WHAT YOU HAVE TO DO: Reproduce all of the material word for word.

:::

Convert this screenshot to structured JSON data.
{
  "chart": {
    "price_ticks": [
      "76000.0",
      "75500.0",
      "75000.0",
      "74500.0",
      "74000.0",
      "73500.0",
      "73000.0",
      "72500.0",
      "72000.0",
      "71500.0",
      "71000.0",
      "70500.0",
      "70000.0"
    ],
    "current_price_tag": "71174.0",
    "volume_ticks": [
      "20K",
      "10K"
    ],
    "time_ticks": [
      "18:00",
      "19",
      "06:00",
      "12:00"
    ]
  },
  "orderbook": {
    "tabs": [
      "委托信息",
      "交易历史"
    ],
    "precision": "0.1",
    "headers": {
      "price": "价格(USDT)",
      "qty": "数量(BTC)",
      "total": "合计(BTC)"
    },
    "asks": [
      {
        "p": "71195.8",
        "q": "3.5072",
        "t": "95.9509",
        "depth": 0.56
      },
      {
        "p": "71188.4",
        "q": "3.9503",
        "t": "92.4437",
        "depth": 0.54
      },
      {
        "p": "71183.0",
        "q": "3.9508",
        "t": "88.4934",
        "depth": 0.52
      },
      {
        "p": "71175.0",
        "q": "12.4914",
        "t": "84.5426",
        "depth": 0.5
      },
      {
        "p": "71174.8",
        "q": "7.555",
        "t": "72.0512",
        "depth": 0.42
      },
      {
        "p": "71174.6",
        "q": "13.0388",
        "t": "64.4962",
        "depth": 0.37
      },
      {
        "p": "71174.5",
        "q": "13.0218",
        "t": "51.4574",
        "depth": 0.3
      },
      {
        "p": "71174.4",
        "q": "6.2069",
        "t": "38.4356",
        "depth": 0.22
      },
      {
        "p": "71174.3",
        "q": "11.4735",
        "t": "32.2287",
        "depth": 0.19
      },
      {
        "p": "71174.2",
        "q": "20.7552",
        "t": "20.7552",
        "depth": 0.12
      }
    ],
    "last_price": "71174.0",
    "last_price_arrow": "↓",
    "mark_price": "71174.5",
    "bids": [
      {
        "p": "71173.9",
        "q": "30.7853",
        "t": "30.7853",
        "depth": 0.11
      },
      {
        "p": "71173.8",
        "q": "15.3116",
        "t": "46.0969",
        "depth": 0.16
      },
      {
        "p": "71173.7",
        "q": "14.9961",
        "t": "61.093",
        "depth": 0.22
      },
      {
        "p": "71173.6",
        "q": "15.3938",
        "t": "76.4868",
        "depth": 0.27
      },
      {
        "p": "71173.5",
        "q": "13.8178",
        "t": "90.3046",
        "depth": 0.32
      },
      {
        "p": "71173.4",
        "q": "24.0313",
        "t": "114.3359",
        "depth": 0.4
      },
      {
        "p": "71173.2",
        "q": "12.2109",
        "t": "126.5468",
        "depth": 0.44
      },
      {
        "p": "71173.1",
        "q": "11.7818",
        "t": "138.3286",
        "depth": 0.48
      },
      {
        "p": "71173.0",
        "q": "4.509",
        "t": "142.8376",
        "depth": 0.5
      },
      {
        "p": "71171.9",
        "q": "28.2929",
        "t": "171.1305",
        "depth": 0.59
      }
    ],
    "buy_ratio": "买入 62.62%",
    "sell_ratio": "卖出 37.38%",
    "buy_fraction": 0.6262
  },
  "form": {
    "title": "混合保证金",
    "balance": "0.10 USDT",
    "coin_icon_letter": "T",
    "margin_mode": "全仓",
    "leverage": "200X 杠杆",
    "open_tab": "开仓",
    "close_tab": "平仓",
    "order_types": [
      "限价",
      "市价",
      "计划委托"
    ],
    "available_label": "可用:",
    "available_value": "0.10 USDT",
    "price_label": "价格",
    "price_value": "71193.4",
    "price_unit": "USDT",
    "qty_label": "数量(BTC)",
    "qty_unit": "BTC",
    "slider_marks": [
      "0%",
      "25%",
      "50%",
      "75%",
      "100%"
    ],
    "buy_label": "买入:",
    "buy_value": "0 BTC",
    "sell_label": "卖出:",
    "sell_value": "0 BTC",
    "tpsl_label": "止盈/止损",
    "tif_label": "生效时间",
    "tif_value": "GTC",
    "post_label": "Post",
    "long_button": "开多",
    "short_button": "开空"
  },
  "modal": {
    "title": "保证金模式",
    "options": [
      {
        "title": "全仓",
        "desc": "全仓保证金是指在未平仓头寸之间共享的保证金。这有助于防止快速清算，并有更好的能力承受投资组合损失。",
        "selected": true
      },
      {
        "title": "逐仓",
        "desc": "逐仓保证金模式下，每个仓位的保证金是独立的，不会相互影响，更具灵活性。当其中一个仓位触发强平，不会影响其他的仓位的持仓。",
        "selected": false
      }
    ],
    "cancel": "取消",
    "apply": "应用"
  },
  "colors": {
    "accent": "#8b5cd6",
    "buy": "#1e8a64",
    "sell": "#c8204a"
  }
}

:::

EXPECTED OUTPUT:
Convert this screenshot to structured JSON data.
{
  "chart": {
    "price_ticks": [
      "76000.0",
      "75500.0",
      "75000.0",
      "74500.0",
      "74000.0",
      "73500.0",
      "73000.0",
      "72500.0",
      "72000.0",
      "71500.0",
      "71000.0",
      "70500.0",
      "70000.0"
    ],
    "current_price_tag": "71174.0",
    "volume_ticks": [
      "20K",
      "10K"
    ],
    "time_ticks": [
      "18:00",
      "19",
      "06:00",
      "12:00"
    ]
  },
  "orderbook": {
    "tabs": [
      "委托信息",
      "交易历史"
    ],
    "precision": "0.1",
    "headers": {
      "price": "价格(USDT)",
      "qty": "数量(BTC)",
      "total": "合计(BTC)"
    },
    "asks": [
      {
        "p": "71195.8",
        "q": "3.5072",
        "t": "95.9509",
        "depth": 0.56
      },
      {
        "p": "71188.4",
        "q": "3.9503",
        "t": "92.4437",
        "depth": 0.54
      },
      {
        "p": "71183.0",
        "q": "3.9508",
        "t": "88.4934",
        "depth": 0.52
      },
      {
        "p": "71175.0",
        "q": "12.4914",
        "t": "84.5426",
        "depth": 0.5
      },
      {
        "p": "71174.8",
        "q": "7.555",
        "t": "72.0512",
        "depth": 0.42
      },
      {
        "p": "71174.6",
        "q": "13.0388",
        "t": "64.4962",
        "depth": 0.37
      },
      {
        "p": "71174.5",
        "q": "13.0218",
        "t": "51.4574",
        "depth": 0.3
      },
      {
        "p": "71174.4",
        "q": "6.2069",
        "t": "38.4356",
        "depth": 0.22
      },
      {
        "p": "71174.3",
        "q": "11.4735",
        "t": "32.2287",
        "depth": 0.19
      },
      {
        "p": "71174.2",
        "q": "20.7552",
        "t": "20.7552",
        "depth": 0.12
      }
    ],
    "last_price": "71174.0",
    "last_price_arrow": "↓",
    "mark_price": "71174.5",
    "bids": [
      {
        "p": "71173.9",
        "q": "30.7853",
        "t": "30.7853",
        "depth": 0.11
      },
      {
        "p": "71173.8",
        "q": "15.3116",
        "t": "46.0969",
        "depth": 0.16
      },
      {
        "p": "71173.7",
        "q": "14.9961",
        "t": "61.093",
        "depth": 0.22
      },
      {
        "p": "71173.6",
        "q": "15.3938",
        "t": "76.4868",
        "depth": 0.27
      },
      {
        "p": "71173.5",
        "q": "13.8178",
        "t": "90.3046",
        "depth": 0.32
      },
      {
        "p": "71173.4",
        "q": "24.0313",
        "t": "114.3359",
        "depth": 0.4
      },
      {
        "p": "71173.2",
        "q": "12.2109",
        "t": "126.5468",
        "depth": 0.44
      },
      {
        "p": "71173.1",
        "q": "11.7818",
        "t": "138.3286",
        "depth": 0.48
      },
      {
        "p": "71173.0",
        "q": "4.509",
        "t": "142.8376",
        "depth": 0.5
      },
      {
        "p": "71171.9",
        "q": "28.2929",
        "t": "171.1305",
        "depth": 0.59
      }
    ],
    "buy_ratio": "买入 62.62%",
    "sell_ratio": "卖出 37.38%",
    "buy_fraction": 0.6262
  },
  "form": {
    "title": "混合保证金",
    "balance": "0.10 USDT",
    "coin_icon_letter": "T",
    "margin_mode": "全仓",
    "leverage": "200X 杠杆",
    "open_tab": "开仓",
    "close_tab": "平仓",
    "order_types": [
      "限价",
      "市价",
      "计划委托"
    ],
    "available_label": "可用:",
    "available_value": "0.10 USDT",
    "price_label": "价格",
    "price_value": "71193.4",
    "price_unit": "USDT",
    "qty_label": "数量(BTC)",
    "qty_unit": "BTC",
    "slider_marks": [
      "0%",
      "25%",
      "50%",
      "75%",
      "100%"
    ],
    "buy_label": "买入:",
    "buy_value": "0 BTC",
    "sell_label": "卖出:",
    "sell_value": "0 BTC",
    "tpsl_label": "止盈/止损",
    "tif_label": "生效时间",
    "tif_value": "GTC",
    "post_label": "Post",
    "long_button": "开多",
    "short_button": "开空"
  },
  "modal": {
    "title": "保证金模式",
    "options": [
      {
        "title": "全仓",
        "desc": "全仓保证金是指在未平仓头寸之间共享的保证金。这有助于防止快速清算，并有更好的能力承受投资组合损失。",
        "selected": true
      },
      {
        "title": "逐仓",
        "desc": "逐仓保证金模式下，每个仓位的保证金是独立的，不会相互影响，更具灵活性。当其中一个仓位触发强平，不会影响其他的仓位的持仓。",
        "selected": false
      }
    ],
    "cancel": "取消",
    "apply": "应用"
  },
  "colors": {
    "accent": "#8b5cd6",
    "buy": "#1e8a64",
    "sell": "#c8204a"
  }
}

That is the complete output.